◆ DATA LINES ◆
= = = = = = =
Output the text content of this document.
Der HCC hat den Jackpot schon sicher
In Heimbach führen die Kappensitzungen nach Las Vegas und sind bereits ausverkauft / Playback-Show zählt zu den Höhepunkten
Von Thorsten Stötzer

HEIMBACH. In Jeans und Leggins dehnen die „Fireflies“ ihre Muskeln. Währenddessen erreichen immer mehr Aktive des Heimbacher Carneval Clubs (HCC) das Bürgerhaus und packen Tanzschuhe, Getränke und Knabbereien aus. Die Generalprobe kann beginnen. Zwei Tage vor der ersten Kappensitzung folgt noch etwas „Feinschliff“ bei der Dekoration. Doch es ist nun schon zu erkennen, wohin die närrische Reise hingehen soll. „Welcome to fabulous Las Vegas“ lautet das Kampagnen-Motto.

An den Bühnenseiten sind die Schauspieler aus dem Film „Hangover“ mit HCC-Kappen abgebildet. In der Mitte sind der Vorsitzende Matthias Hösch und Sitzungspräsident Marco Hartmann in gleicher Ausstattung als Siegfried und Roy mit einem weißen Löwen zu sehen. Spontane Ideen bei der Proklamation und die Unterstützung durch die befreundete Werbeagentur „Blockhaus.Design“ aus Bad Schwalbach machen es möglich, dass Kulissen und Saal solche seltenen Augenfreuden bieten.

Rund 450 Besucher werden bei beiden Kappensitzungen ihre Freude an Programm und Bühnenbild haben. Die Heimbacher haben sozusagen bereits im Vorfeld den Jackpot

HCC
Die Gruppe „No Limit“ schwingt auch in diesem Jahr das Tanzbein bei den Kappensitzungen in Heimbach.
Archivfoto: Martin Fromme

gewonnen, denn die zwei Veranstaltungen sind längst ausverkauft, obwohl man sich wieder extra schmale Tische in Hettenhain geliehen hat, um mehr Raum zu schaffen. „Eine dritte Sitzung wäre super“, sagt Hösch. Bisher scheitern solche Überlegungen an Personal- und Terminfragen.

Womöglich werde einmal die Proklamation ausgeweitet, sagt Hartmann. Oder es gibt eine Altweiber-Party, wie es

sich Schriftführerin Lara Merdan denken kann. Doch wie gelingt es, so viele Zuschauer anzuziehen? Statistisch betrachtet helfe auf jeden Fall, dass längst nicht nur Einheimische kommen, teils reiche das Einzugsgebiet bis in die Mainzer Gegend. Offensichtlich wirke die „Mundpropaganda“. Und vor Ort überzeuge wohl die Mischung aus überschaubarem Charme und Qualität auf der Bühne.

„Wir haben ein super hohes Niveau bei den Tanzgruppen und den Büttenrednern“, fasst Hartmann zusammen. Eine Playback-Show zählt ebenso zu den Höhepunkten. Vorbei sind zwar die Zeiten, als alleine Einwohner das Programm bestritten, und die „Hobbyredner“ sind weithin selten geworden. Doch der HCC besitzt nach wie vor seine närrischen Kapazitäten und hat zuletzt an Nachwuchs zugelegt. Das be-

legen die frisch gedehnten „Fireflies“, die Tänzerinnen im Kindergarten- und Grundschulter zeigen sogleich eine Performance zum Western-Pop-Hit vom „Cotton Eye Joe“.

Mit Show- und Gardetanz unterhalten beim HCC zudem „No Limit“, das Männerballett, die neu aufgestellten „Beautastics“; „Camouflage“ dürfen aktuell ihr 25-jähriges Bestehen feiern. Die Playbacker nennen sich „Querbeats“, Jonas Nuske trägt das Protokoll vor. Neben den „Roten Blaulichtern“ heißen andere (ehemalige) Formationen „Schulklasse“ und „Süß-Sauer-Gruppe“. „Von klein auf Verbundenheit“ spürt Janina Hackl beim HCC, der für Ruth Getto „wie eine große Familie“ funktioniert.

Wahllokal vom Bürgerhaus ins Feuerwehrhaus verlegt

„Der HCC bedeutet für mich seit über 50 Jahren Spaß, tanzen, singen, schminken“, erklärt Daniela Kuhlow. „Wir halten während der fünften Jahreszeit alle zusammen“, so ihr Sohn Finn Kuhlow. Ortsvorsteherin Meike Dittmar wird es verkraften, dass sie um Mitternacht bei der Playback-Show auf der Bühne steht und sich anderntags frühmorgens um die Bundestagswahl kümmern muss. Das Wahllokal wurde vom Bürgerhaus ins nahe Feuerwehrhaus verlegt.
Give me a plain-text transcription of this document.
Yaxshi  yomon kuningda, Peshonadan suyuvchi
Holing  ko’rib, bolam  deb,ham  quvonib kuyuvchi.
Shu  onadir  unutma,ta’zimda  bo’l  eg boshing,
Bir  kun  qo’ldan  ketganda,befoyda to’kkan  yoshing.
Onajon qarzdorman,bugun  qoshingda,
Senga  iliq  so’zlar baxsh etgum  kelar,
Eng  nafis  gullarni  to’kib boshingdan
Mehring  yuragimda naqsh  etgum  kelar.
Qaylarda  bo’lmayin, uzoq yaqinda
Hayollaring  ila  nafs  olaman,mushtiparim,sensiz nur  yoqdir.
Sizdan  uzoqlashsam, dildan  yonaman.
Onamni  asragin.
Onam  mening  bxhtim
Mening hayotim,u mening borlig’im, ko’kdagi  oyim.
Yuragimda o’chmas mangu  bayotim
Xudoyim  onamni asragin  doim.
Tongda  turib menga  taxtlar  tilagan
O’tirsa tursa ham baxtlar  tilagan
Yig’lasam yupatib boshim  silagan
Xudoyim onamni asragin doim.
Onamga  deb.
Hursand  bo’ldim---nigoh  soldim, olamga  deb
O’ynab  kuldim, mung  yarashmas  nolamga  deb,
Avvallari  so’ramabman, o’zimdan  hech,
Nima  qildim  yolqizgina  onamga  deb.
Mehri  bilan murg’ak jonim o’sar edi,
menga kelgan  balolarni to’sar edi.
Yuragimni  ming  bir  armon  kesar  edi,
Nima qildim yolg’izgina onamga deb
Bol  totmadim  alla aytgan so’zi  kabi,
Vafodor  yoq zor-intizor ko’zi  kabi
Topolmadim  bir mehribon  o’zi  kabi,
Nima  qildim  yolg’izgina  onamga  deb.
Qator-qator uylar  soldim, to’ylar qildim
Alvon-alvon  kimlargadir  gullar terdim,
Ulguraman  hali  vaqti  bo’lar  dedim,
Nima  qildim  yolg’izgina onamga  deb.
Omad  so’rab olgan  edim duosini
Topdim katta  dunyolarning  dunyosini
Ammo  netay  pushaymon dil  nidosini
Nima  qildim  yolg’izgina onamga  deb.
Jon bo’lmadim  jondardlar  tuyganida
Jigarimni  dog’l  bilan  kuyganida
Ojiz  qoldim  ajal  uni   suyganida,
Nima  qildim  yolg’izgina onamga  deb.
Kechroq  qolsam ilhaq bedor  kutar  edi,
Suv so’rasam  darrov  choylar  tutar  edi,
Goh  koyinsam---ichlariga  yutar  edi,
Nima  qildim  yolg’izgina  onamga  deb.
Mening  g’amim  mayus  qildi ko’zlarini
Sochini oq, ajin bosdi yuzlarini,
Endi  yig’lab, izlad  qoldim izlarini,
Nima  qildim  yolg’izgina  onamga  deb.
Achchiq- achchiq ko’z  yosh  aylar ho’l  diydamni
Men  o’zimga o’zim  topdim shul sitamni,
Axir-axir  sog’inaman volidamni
= = = = = = =
Your task is to repeat each line of the material exactly.

◆ FULL SOLUTION ◆
Output the text content of this document.
Der HCC hat den Jackpot schon sicher
In Heimbach führen die Kappensitzungen nach Las Vegas und sind bereits ausverkauft / Playback-Show zählt zu den Höhepunkten
Von Thorsten Stötzer

HEIMBACH. In Jeans und Leggins dehnen die „Fireflies“ ihre Muskeln. Währenddessen erreichen immer mehr Aktive des Heimbacher Carneval Clubs (HCC) das Bürgerhaus und packen Tanzschuhe, Getränke und Knabbereien aus. Die Generalprobe kann beginnen. Zwei Tage vor der ersten Kappensitzung folgt noch etwas „Feinschliff“ bei der Dekoration. Doch es ist nun schon zu erkennen, wohin die närrische Reise hingehen soll. „Welcome to fabulous Las Vegas“ lautet das Kampagnen-Motto.

An den Bühnenseiten sind die Schauspieler aus dem Film „Hangover“ mit HCC-Kappen abgebildet. In der Mitte sind der Vorsitzende Matthias Hösch und Sitzungspräsident Marco Hartmann in gleicher Ausstattung als Siegfried und Roy mit einem weißen Löwen zu sehen. Spontane Ideen bei der Proklamation und die Unterstützung durch die befreundete Werbeagentur „Blockhaus.Design“ aus Bad Schwalbach machen es möglich, dass Kulissen und Saal solche seltenen Augenfreuden bieten.

Rund 450 Besucher werden bei beiden Kappensitzungen ihre Freude an Programm und Bühnenbild haben. Die Heimbacher haben sozusagen bereits im Vorfeld den Jackpot

HCC
Die Gruppe „No Limit“ schwingt auch in diesem Jahr das Tanzbein bei den Kappensitzungen in Heimbach.
Archivfoto: Martin Fromme

gewonnen, denn die zwei Veranstaltungen sind längst ausverkauft, obwohl man sich wieder extra schmale Tische in Hettenhain geliehen hat, um mehr Raum zu schaffen. „Eine dritte Sitzung wäre super“, sagt Hösch. Bisher scheitern solche Überlegungen an Personal- und Terminfragen.

Womöglich werde einmal die Proklamation ausgeweitet, sagt Hartmann. Oder es gibt eine Altweiber-Party, wie es

sich Schriftführerin Lara Merdan denken kann. Doch wie gelingt es, so viele Zuschauer anzuziehen? Statistisch betrachtet helfe auf jeden Fall, dass längst nicht nur Einheimische kommen, teils reiche das Einzugsgebiet bis in die Mainzer Gegend. Offensichtlich wirke die „Mundpropaganda“. Und vor Ort überzeuge wohl die Mischung aus überschaubarem Charme und Qualität auf der Bühne.

„Wir haben ein super hohes Niveau bei den Tanzgruppen und den Büttenrednern“, fasst Hartmann zusammen. Eine Playback-Show zählt ebenso zu den Höhepunkten. Vorbei sind zwar die Zeiten, als alleine Einwohner das Programm bestritten, und die „Hobbyredner“ sind weithin selten geworden. Doch der HCC besitzt nach wie vor seine närrischen Kapazitäten und hat zuletzt an Nachwuchs zugelegt. Das be-

legen die frisch gedehnten „Fireflies“, die Tänzerinnen im Kindergarten- und Grundschulter zeigen sogleich eine Performance zum Western-Pop-Hit vom „Cotton Eye Joe“.

Mit Show- und Gardetanz unterhalten beim HCC zudem „No Limit“, das Männerballett, die neu aufgestellten „Beautastics“; „Camouflage“ dürfen aktuell ihr 25-jähriges Bestehen feiern. Die Playbacker nennen sich „Querbeats“, Jonas Nuske trägt das Protokoll vor. Neben den „Roten Blaulichtern“ heißen andere (ehemalige) Formationen „Schulklasse“ und „Süß-Sauer-Gruppe“. „Von klein auf Verbundenheit“ spürt Janina Hackl beim HCC, der für Ruth Getto „wie eine große Familie“ funktioniert.

Wahllokal vom Bürgerhaus ins Feuerwehrhaus verlegt

„Der HCC bedeutet für mich seit über 50 Jahren Spaß, tanzen, singen, schminken“, erklärt Daniela Kuhlow. „Wir halten während der fünften Jahreszeit alle zusammen“, so ihr Sohn Finn Kuhlow. Ortsvorsteherin Meike Dittmar wird es verkraften, dass sie um Mitternacht bei der Playback-Show auf der Bühne steht und sich anderntags frühmorgens um die Bundestagswahl kümmern muss. Das Wahllokal wurde vom Bürgerhaus ins nahe Feuerwehrhaus verlegt.
Give me a plain-text transcription of this document.
Yaxshi  yomon kuningda, Peshonadan suyuvchi
Holing  ko’rib, bolam  deb,ham  quvonib kuyuvchi.
Shu  onadir  unutma,ta’zimda  bo’l  eg boshing,
Bir  kun  qo’ldan  ketganda,befoyda to’kkan  yoshing.
Onajon qarzdorman,bugun  qoshingda,
Senga  iliq  so’zlar baxsh etgum  kelar,
Eng  nafis  gullarni  to’kib boshingdan
Mehring  yuragimda naqsh  etgum  kelar.
Qaylarda  bo’lmayin, uzoq yaqinda
Hayollaring  ila  nafs  olaman,mushtiparim,sensiz nur  yoqdir.
Sizdan  uzoqlashsam, dildan  yonaman.
Onamni  asragin.
Onam  mening  bxhtim
Mening hayotim,u mening borlig’im, ko’kdagi  oyim.
Yuragimda o’chmas mangu  bayotim
Xudoyim  onamni asragin  doim.
Tongda  turib menga  taxtlar  tilagan
O’tirsa tursa ham baxtlar  tilagan
Yig’lasam yupatib boshim  silagan
Xudoyim onamni asragin doim.
Onamga  deb.
Hursand  bo’ldim---nigoh  soldim, olamga  deb
O’ynab  kuldim, mung  yarashmas  nolamga  deb,
Avvallari  so’ramabman, o’zimdan  hech,
Nima  qildim  yolqizgina  onamga  deb.
Mehri  bilan murg’ak jonim o’sar edi,
menga kelgan  balolarni to’sar edi.
Yuragimni  ming  bir  armon  kesar  edi,
Nima qildim yolg’izgina onamga deb
Bol  totmadim  alla aytgan so’zi  kabi,
Vafodor  yoq zor-intizor ko’zi  kabi
Topolmadim  bir mehribon  o’zi  kabi,
Nima  qildim  yolg’izgina  onamga  deb.
Qator-qator uylar  soldim, to’ylar qildim
Alvon-alvon  kimlargadir  gullar terdim,
Ulguraman  hali  vaqti  bo’lar  dedim,
Nima  qildim  yolg’izgina onamga  deb.
Omad  so’rab olgan  edim duosini
Topdim katta  dunyolarning  dunyosini
Ammo  netay  pushaymon dil  nidosini
Nima  qildim  yolg’izgina onamga  deb.
Jon bo’lmadim  jondardlar  tuyganida
Jigarimni  dog’l  bilan  kuyganida
Ojiz  qoldim  ajal  uni   suyganida,
Nima  qildim  yolg’izgina onamga  deb.
Kechroq  qolsam ilhaq bedor  kutar  edi,
Suv so’rasam  darrov  choylar  tutar  edi,
Goh  koyinsam---ichlariga  yutar  edi,
Nima  qildim  yolg’izgina  onamga  deb.
Mening  g’amim  mayus  qildi ko’zlarini
Sochini oq, ajin bosdi yuzlarini,
Endi  yig’lab, izlad  qoldim izlarini,
Nima  qildim  yolg’izgina  onamga  deb.
Achchiq- achchiq ko’z  yosh  aylar ho’l  diydamni
Men  o’zimga o’zim  topdim shul sitamni,
Axir-axir  sog’inaman volidamni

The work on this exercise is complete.